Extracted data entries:
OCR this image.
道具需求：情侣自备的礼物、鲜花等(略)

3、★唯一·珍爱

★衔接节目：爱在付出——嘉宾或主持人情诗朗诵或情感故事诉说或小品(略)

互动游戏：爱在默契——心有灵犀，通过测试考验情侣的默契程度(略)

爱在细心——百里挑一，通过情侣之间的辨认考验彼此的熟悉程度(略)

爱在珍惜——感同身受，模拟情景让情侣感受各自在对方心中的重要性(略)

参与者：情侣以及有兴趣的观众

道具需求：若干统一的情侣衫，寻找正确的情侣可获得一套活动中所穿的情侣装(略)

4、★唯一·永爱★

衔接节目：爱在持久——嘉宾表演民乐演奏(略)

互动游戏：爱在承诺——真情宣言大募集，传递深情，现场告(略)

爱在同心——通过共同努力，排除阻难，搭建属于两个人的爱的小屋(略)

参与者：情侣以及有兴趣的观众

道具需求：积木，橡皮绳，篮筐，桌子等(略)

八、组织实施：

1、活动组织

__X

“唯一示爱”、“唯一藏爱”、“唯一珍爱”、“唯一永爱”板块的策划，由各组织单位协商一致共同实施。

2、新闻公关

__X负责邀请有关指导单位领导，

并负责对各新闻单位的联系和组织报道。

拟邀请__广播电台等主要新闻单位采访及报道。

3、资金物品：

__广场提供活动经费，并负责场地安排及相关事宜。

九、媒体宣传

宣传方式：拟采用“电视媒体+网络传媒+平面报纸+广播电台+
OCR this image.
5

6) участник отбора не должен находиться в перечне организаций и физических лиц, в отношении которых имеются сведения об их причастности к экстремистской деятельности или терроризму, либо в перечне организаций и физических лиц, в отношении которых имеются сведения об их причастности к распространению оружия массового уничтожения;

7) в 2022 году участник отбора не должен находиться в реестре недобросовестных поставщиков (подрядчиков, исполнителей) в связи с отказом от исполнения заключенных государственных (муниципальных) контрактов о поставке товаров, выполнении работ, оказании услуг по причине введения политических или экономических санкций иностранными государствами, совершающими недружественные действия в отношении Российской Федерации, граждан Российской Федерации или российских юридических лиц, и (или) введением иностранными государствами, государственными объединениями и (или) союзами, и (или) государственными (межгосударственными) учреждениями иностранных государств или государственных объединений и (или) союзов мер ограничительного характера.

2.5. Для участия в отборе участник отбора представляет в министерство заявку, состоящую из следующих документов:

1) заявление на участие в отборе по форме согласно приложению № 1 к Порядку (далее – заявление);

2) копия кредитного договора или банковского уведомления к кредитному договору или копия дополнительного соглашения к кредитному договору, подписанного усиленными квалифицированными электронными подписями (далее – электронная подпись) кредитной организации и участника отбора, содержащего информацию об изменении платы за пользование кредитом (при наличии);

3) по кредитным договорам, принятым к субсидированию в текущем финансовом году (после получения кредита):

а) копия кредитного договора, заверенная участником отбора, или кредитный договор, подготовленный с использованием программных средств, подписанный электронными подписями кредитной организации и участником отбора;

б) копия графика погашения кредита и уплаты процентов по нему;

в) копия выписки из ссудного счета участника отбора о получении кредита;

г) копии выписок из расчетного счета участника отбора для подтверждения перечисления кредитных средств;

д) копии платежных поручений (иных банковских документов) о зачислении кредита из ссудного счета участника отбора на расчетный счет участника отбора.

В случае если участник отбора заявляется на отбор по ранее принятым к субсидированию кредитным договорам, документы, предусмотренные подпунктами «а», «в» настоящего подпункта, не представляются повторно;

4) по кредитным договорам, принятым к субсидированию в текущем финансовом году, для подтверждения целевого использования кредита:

GOAL OF THE EXERCISE:
Extract every line of the records above that contains the word "документов".

TASK ANSWER:
2.5. Для участия в отборе участник отбора представляет в министерство заявку, состоящую из следующих документов:
д) копии платежных поручений (иных банковских документов) о зачислении кредита из ссудного счета участника отбора на расчетный счет участника отбора.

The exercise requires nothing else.